▶ **SHORT TASK**
Write the records below out again exactly as given, with no images.

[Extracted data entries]
* start *
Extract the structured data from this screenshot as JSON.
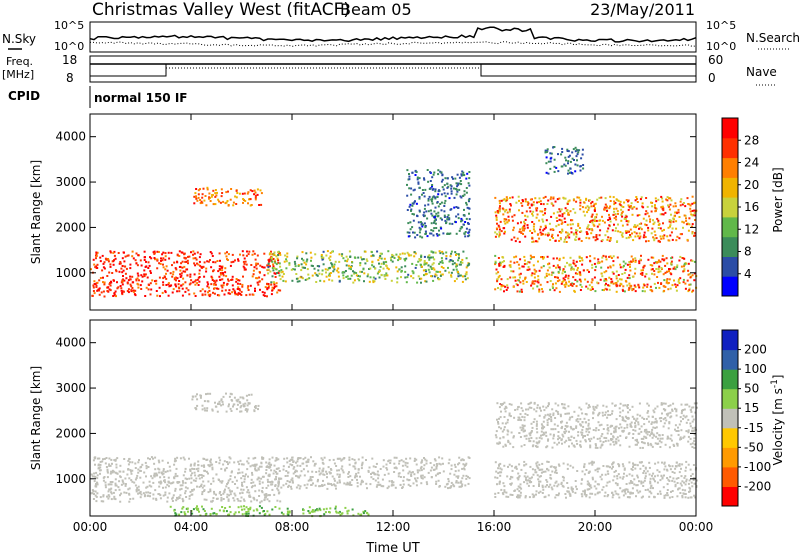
{
  "header": {
    "station": "Christmas Valley West (fitACF)",
    "beam": "Beam 05",
    "date": "23/May/2011"
  },
  "noise_panel": {
    "left_label": "N.Sky",
    "right_label": "N.Search",
    "ticks_left": [
      "10^5",
      "10^0"
    ],
    "ticks_right": [
      "10^5",
      "10^0"
    ]
  },
  "freq_panel": {
    "left_label_line1": "Freq.",
    "left_label_line2": "[MHz]",
    "left_ticks": [
      "18",
      "8"
    ],
    "right_label": "Nave",
    "right_ticks": [
      "60",
      "0"
    ]
  },
  "cpid_panel": {
    "label": "CPID",
    "mode": "normal 150 IF"
  },
  "colors": {
    "power": [
      "#0000ff",
      "#2b4da6",
      "#3b8c5a",
      "#61b84a",
      "#c8d23c",
      "#f0b400",
      "#ff7f00",
      "#ff3000",
      "#ff0000"
    ],
    "velocity": [
      "#ff0000",
      "#ff5a00",
      "#ff9a00",
      "#ffc800",
      "#c0c0b8",
      "#8cd04a",
      "#3ba040",
      "#3060a8",
      "#1020c0"
    ],
    "ground_scatter": "#c0c0b8"
  },
  "chart_data": [
    {
      "type": "heatmap",
      "name": "power",
      "xlabel": "",
      "ylabel": "Slant Range [km]",
      "x_ticks": [
        "00:00",
        "04:00",
        "08:00",
        "12:00",
        "16:00",
        "20:00",
        "00:00"
      ],
      "xlim_hours": [
        0,
        24
      ],
      "ylim_km": [
        180,
        4500
      ],
      "y_ticks": [
        1000,
        2000,
        3000,
        4000
      ],
      "colorbar_label": "Power [dB]",
      "colorbar_ticks": [
        4,
        8,
        12,
        16,
        20,
        24,
        28
      ],
      "colorbar_range": [
        0,
        30
      ],
      "regions": [
        {
          "t": [
            0,
            7.5
          ],
          "r": [
            500,
            1500
          ],
          "values_db": [
            22,
            30
          ]
        },
        {
          "t": [
            4,
            6.8
          ],
          "r": [
            2500,
            2900
          ],
          "values_db": [
            18,
            28
          ]
        },
        {
          "t": [
            7,
            15
          ],
          "r": [
            800,
            1500
          ],
          "values_db": [
            6,
            20
          ]
        },
        {
          "t": [
            16,
            24
          ],
          "r": [
            1700,
            2700
          ],
          "values_db": [
            14,
            30
          ]
        },
        {
          "t": [
            16,
            24
          ],
          "r": [
            600,
            1400
          ],
          "values_db": [
            12,
            30
          ]
        },
        {
          "t": [
            12.5,
            15
          ],
          "r": [
            1800,
            3300
          ],
          "values_db": [
            3,
            10
          ]
        },
        {
          "t": [
            18,
            19.5
          ],
          "r": [
            3200,
            3800
          ],
          "values_db": [
            3,
            10
          ]
        }
      ]
    },
    {
      "type": "heatmap",
      "name": "velocity",
      "xlabel": "Time UT",
      "ylabel": "Slant Range [km]",
      "x_ticks": [
        "00:00",
        "04:00",
        "08:00",
        "12:00",
        "16:00",
        "20:00",
        "00:00"
      ],
      "xlim_hours": [
        0,
        24
      ],
      "ylim_km": [
        180,
        4500
      ],
      "y_ticks": [
        1000,
        2000,
        3000,
        4000
      ],
      "colorbar_label": "Velocity [m s^-1]",
      "colorbar_ticks": [
        -200,
        -100,
        -50,
        -15,
        15,
        50,
        100,
        200
      ],
      "regions": [
        {
          "t": [
            0,
            7.5
          ],
          "r": [
            500,
            1500
          ],
          "values_ms": [
            -10,
            10
          ]
        },
        {
          "t": [
            4,
            6.8
          ],
          "r": [
            2500,
            2900
          ],
          "values_ms": [
            -10,
            10
          ]
        },
        {
          "t": [
            7,
            15
          ],
          "r": [
            800,
            1500
          ],
          "values_ms": [
            -10,
            10
          ]
        },
        {
          "t": [
            16,
            24
          ],
          "r": [
            1700,
            2700
          ],
          "values_ms": [
            -10,
            10
          ]
        },
        {
          "t": [
            16,
            24
          ],
          "r": [
            600,
            1400
          ],
          "values_ms": [
            -10,
            10
          ]
        },
        {
          "t": [
            3,
            11
          ],
          "r": [
            200,
            420
          ],
          "values_ms": [
            20,
            60
          ]
        }
      ]
    }
  ]
}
* end *
▶ **FINISHED TASK**
Extract the structured data from this screenshot as JSON.
{
  "header": {
    "station": "Christmas Valley West (fitACF)",
    "beam": "Beam 05",
    "date": "23/May/2011"
  },
  "noise_panel": {
    "left_label": "N.Sky",
    "right_label": "N.Search",
    "ticks_left": [
      "10^5",
      "10^0"
    ],
    "ticks_right": [
      "10^5",
      "10^0"
    ]
  },
  "freq_panel": {
    "left_label_line1": "Freq.",
    "left_label_line2": "[MHz]",
    "left_ticks": [
      "18",
      "8"
    ],
    "right_label": "Nave",
    "right_ticks": [
      "60",
      "0"
    ]
  },
  "cpid_panel": {
    "label": "CPID",
    "mode": "normal 150 IF"
  },
  "colors": {
    "power": [
      "#0000ff",
      "#2b4da6",
      "#3b8c5a",
      "#61b84a",
      "#c8d23c",
      "#f0b400",
      "#ff7f00",
      "#ff3000",
      "#ff0000"
    ],
    "velocity": [
      "#ff0000",
      "#ff5a00",
      "#ff9a00",
      "#ffc800",
      "#c0c0b8",
      "#8cd04a",
      "#3ba040",
      "#3060a8",
      "#1020c0"
    ],
    "ground_scatter": "#c0c0b8"
  },
  "chart_data": [
    {
      "type": "heatmap",
      "name": "power",
      "xlabel": "",
      "ylabel": "Slant Range [km]",
      "x_ticks": [
        "00:00",
        "04:00",
        "08:00",
        "12:00",
        "16:00",
        "20:00",
        "00:00"
      ],
      "xlim_hours": [
        0,
        24
      ],
      "ylim_km": [
        180,
        4500
      ],
      "y_ticks": [
        1000,
        2000,
        3000,
        4000
      ],
      "colorbar_label": "Power [dB]",
      "colorbar_ticks": [
        4,
        8,
        12,
        16,
        20,
        24,
        28
      ],
      "colorbar_range": [
        0,
        30
      ],
      "regions": [
        {
          "t": [
            0,
            7.5
          ],
          "r": [
            500,
            1500
          ],
          "values_db": [
            22,
            30
          ]
        },
        {
          "t": [
            4,
            6.8
          ],
          "r": [
            2500,
            2900
          ],
          "values_db": [
            18,
            28
          ]
        },
        {
          "t": [
            7,
            15
          ],
          "r": [
            800,
            1500
          ],
          "values_db": [
            6,
            20
          ]
        },
        {
          "t": [
            16,
            24
          ],
          "r": [
            1700,
            2700
          ],
          "values_db": [
            14,
            30
          ]
        },
        {
          "t": [
            16,
            24
          ],
          "r": [
            600,
            1400
          ],
          "values_db": [
            12,
            30
          ]
        },
        {
          "t": [
            12.5,
            15
          ],
          "r": [
            1800,
            3300
          ],
          "values_db": [
            3,
            10
          ]
        },
        {
          "t": [
            18,
            19.5
          ],
          "r": [
            3200,
            3800
          ],
          "values_db": [
            3,
            10
          ]
        }
      ]
    },
    {
      "type": "heatmap",
      "name": "velocity",
      "xlabel": "Time UT",
      "ylabel": "Slant Range [km]",
      "x_ticks": [
        "00:00",
        "04:00",
        "08:00",
        "12:00",
        "16:00",
        "20:00",
        "00:00"
      ],
      "xlim_hours": [
        0,
        24
      ],
      "ylim_km": [
        180,
        4500
      ],
      "y_ticks": [
        1000,
        2000,
        3000,
        4000
      ],
      "colorbar_label": "Velocity [m s^-1]",
      "colorbar_ticks": [
        -200,
        -100,
        -50,
        -15,
        15,
        50,
        100,
        200
      ],
      "regions": [
        {
          "t": [
            0,
            7.5
          ],
          "r": [
            500,
            1500
          ],
          "values_ms": [
            -10,
            10
          ]
        },
        {
          "t": [
            4,
            6.8
          ],
          "r": [
            2500,
            2900
          ],
          "values_ms": [
            -10,
            10
          ]
        },
        {
          "t": [
            7,
            15
          ],
          "r": [
            800,
            1500
          ],
          "values_ms": [
            -10,
            10
          ]
        },
        {
          "t": [
            16,
            24
          ],
          "r": [
            1700,
            2700
          ],
          "values_ms": [
            -10,
            10
          ]
        },
        {
          "t": [
            16,
            24
          ],
          "r": [
            600,
            1400
          ],
          "values_ms": [
            -10,
            10
          ]
        },
        {
          "t": [
            3,
            11
          ],
          "r": [
            200,
            420
          ],
          "values_ms": [
            20,
            60
          ]
        }
      ]
    }
  ]
}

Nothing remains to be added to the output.